> EXERCISE AIM: What follows are records. Restate all of them word for word.

(Raw records)
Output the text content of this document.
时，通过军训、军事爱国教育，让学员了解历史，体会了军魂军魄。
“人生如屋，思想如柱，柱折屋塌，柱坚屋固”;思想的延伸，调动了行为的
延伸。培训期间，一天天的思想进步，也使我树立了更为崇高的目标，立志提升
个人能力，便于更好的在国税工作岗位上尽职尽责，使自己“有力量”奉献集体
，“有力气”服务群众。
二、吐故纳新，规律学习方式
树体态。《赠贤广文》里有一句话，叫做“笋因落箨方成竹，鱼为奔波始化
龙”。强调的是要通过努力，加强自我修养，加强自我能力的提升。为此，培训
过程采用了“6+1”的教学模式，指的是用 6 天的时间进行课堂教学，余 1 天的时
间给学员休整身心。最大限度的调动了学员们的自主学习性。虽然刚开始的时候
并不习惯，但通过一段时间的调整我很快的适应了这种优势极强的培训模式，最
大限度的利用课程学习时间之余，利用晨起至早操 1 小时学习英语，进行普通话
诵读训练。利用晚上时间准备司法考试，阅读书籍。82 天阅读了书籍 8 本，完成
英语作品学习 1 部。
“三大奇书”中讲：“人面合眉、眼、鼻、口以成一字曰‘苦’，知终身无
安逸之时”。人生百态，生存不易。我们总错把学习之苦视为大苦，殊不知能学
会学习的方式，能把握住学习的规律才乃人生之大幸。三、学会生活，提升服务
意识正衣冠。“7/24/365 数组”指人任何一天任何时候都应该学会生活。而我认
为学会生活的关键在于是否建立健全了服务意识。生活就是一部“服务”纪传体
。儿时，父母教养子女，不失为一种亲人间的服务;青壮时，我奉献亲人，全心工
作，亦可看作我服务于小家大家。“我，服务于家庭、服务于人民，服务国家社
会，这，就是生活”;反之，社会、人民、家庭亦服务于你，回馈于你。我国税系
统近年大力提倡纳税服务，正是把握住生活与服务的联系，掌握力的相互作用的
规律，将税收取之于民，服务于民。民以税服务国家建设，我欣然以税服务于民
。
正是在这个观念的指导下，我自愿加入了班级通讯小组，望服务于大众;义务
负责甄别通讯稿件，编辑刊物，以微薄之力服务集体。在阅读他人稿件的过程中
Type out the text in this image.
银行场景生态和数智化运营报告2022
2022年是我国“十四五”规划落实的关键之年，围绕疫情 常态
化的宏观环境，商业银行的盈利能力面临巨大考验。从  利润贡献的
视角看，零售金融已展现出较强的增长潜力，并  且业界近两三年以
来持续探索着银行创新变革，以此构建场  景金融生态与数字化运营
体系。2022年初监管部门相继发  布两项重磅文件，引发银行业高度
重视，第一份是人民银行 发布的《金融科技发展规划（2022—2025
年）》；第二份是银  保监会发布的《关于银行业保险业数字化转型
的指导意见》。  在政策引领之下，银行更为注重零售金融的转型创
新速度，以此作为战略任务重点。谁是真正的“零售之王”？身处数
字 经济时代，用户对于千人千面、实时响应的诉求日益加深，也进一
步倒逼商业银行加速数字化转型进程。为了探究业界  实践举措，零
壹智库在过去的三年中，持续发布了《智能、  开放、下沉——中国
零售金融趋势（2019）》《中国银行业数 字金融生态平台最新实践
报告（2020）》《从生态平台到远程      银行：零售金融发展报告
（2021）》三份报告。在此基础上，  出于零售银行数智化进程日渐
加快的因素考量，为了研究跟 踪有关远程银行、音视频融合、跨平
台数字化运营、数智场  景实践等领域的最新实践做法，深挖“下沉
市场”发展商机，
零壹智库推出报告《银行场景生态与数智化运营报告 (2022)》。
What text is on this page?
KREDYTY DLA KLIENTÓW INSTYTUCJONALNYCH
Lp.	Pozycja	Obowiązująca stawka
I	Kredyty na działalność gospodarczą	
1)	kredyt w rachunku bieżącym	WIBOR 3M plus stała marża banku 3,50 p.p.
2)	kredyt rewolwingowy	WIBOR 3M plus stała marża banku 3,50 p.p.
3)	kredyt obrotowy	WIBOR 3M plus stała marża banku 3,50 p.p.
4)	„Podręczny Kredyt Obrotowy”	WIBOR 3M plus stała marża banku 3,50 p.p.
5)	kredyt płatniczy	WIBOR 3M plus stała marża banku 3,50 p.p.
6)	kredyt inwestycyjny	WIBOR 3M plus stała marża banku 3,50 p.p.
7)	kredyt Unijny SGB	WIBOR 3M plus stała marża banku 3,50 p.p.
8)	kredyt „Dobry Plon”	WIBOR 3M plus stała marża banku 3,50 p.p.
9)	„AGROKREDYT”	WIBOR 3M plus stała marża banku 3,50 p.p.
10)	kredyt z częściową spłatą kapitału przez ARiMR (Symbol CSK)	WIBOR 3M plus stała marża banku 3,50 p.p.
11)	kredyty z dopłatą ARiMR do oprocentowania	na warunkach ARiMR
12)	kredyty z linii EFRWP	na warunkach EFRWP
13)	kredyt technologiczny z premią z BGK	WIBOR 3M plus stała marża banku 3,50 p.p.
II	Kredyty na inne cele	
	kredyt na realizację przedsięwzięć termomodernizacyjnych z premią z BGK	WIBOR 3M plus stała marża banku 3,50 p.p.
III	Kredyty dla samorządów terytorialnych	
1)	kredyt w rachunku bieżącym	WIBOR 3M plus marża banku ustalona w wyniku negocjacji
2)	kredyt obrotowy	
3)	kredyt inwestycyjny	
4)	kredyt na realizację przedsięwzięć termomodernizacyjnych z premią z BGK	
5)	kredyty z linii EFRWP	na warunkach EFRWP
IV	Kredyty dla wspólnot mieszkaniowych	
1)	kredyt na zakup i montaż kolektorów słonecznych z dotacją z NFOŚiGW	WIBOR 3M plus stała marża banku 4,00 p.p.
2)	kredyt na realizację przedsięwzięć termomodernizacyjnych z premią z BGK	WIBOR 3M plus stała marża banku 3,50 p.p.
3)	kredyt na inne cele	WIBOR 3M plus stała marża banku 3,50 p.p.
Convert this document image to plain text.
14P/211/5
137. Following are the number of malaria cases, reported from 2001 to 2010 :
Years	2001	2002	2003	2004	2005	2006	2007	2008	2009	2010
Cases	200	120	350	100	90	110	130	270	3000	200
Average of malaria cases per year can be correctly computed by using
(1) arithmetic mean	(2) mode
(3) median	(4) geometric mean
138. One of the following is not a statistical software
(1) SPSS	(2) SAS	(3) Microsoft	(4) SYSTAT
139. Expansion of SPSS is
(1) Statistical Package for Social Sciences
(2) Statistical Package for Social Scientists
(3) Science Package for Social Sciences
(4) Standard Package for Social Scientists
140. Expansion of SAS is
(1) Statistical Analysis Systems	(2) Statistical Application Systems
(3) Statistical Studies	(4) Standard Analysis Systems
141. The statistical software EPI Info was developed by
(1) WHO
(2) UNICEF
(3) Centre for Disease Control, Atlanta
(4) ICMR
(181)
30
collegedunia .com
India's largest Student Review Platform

> ANSWER FOR THE TASK:
Output the text content of this document.
时，通过军训、军事爱国教育，让学员了解历史，体会了军魂军魄。
“人生如屋，思想如柱，柱折屋塌，柱坚屋固”;思想的延伸，调动了行为的
延伸。培训期间，一天天的思想进步，也使我树立了更为崇高的目标，立志提升
个人能力，便于更好的在国税工作岗位上尽职尽责，使自己“有力量”奉献集体
，“有力气”服务群众。
二、吐故纳新，规律学习方式
树体态。《赠贤广文》里有一句话，叫做“笋因落箨方成竹，鱼为奔波始化
龙”。强调的是要通过努力，加强自我修养，加强自我能力的提升。为此，培训
过程采用了“6+1”的教学模式，指的是用 6 天的时间进行课堂教学，余 1 天的时
间给学员休整身心。最大限度的调动了学员们的自主学习性。虽然刚开始的时候
并不习惯，但通过一段时间的调整我很快的适应了这种优势极强的培训模式，最
大限度的利用课程学习时间之余，利用晨起至早操 1 小时学习英语，进行普通话
诵读训练。利用晚上时间准备司法考试，阅读书籍。82 天阅读了书籍 8 本，完成
英语作品学习 1 部。
“三大奇书”中讲：“人面合眉、眼、鼻、口以成一字曰‘苦’，知终身无
安逸之时”。人生百态，生存不易。我们总错把学习之苦视为大苦，殊不知能学
会学习的方式，能把握住学习的规律才乃人生之大幸。三、学会生活，提升服务
意识正衣冠。“7/24/365 数组”指人任何一天任何时候都应该学会生活。而我认
为学会生活的关键在于是否建立健全了服务意识。生活就是一部“服务”纪传体
。儿时，父母教养子女，不失为一种亲人间的服务;青壮时，我奉献亲人，全心工
作，亦可看作我服务于小家大家。“我，服务于家庭、服务于人民，服务国家社
会，这，就是生活”;反之，社会、人民、家庭亦服务于你，回馈于你。我国税系
统近年大力提倡纳税服务，正是把握住生活与服务的联系，掌握力的相互作用的
规律，将税收取之于民，服务于民。民以税服务国家建设，我欣然以税服务于民
。
正是在这个观念的指导下，我自愿加入了班级通讯小组，望服务于大众;义务
负责甄别通讯稿件，编辑刊物，以微薄之力服务集体。在阅读他人稿件的过程中
Type out the text in this image.
银行场景生态和数智化运营报告2022
2022年是我国“十四五”规划落实的关键之年，围绕疫情 常态
化的宏观环境，商业银行的盈利能力面临巨大考验。从  利润贡献的
视角看，零售金融已展现出较强的增长潜力，并  且业界近两三年以
来持续探索着银行创新变革，以此构建场  景金融生态与数字化运营
体系。2022年初监管部门相继发  布两项重磅文件，引发银行业高度
重视，第一份是人民银行 发布的《金融科技发展规划（2022—2025
年）》；第二份是银  保监会发布的《关于银行业保险业数字化转型
的指导意见》。  在政策引领之下，银行更为注重零售金融的转型创
新速度，以此作为战略任务重点。谁是真正的“零售之王”？身处数
字 经济时代，用户对于千人千面、实时响应的诉求日益加深，也进一
步倒逼商业银行加速数字化转型进程。为了探究业界  实践举措，零
壹智库在过去的三年中，持续发布了《智能、  开放、下沉——中国
零售金融趋势（2019）》《中国银行业数 字金融生态平台最新实践
报告（2020）》《从生态平台到远程      银行：零售金融发展报告
（2021）》三份报告。在此基础上，  出于零售银行数智化进程日渐
加快的因素考量，为了研究跟 踪有关远程银行、音视频融合、跨平
台数字化运营、数智场  景实践等领域的最新实践做法，深挖“下沉
市场”发展商机，
零壹智库推出报告《银行场景生态与数智化运营报告 (2022)》。
What text is on this page?
KREDYTY DLA KLIENTÓW INSTYTUCJONALNYCH
Lp.	Pozycja	Obowiązująca stawka
I	Kredyty na działalność gospodarczą	
1)	kredyt w rachunku bieżącym	WIBOR 3M plus stała marża banku 3,50 p.p.
2)	kredyt rewolwingowy	WIBOR 3M plus stała marża banku 3,50 p.p.
3)	kredyt obrotowy	WIBOR 3M plus stała marża banku 3,50 p.p.
4)	„Podręczny Kredyt Obrotowy”	WIBOR 3M plus stała marża banku 3,50 p.p.
5)	kredyt płatniczy	WIBOR 3M plus stała marża banku 3,50 p.p.
6)	kredyt inwestycyjny	WIBOR 3M plus stała marża banku 3,50 p.p.
7)	kredyt Unijny SGB	WIBOR 3M plus stała marża banku 3,50 p.p.
8)	kredyt „Dobry Plon”	WIBOR 3M plus stała marża banku 3,50 p.p.
9)	„AGROKREDYT”	WIBOR 3M plus stała marża banku 3,50 p.p.
10)	kredyt z częściową spłatą kapitału przez ARiMR (Symbol CSK)	WIBOR 3M plus stała marża banku 3,50 p.p.
11)	kredyty z dopłatą ARiMR do oprocentowania	na warunkach ARiMR
12)	kredyty z linii EFRWP	na warunkach EFRWP
13)	kredyt technologiczny z premią z BGK	WIBOR 3M plus stała marża banku 3,50 p.p.
II	Kredyty na inne cele	
	kredyt na realizację przedsięwzięć termomodernizacyjnych z premią z BGK	WIBOR 3M plus stała marża banku 3,50 p.p.
III	Kredyty dla samorządów terytorialnych	
1)	kredyt w rachunku bieżącym	WIBOR 3M plus marża banku ustalona w wyniku negocjacji
2)	kredyt obrotowy	
3)	kredyt inwestycyjny	
4)	kredyt na realizację przedsięwzięć termomodernizacyjnych z premią z BGK	
5)	kredyty z linii EFRWP	na warunkach EFRWP
IV	Kredyty dla wspólnot mieszkaniowych	
1)	kredyt na zakup i montaż kolektorów słonecznych z dotacją z NFOŚiGW	WIBOR 3M plus stała marża banku 4,00 p.p.
2)	kredyt na realizację przedsięwzięć termomodernizacyjnych z premią z BGK	WIBOR 3M plus stała marża banku 3,50 p.p.
3)	kredyt na inne cele	WIBOR 3M plus stała marża banku 3,50 p.p.
Convert this document image to plain text.
14P/211/5
137. Following are the number of malaria cases, reported from 2001 to 2010 :
Years	2001	2002	2003	2004	2005	2006	2007	2008	2009	2010
Cases	200	120	350	100	90	110	130	270	3000	200
Average of malaria cases per year can be correctly computed by using
(1) arithmetic mean	(2) mode
(3) median	(4) geometric mean
138. One of the following is not a statistical software
(1) SPSS	(2) SAS	(3) Microsoft	(4) SYSTAT
139. Expansion of SPSS is
(1) Statistical Package for Social Sciences
(2) Statistical Package for Social Scientists
(3) Science Package for Social Sciences
(4) Standard Package for Social Scientists
140. Expansion of SAS is
(1) Statistical Analysis Systems	(2) Statistical Application Systems
(3) Statistical Studies	(4) Standard Analysis Systems
141. The statistical software EPI Info was developed by
(1) WHO
(2) UNICEF
(3) Centre for Disease Control, Atlanta
(4) ICMR
(181)
30
collegedunia .com
India's largest Student Review Platform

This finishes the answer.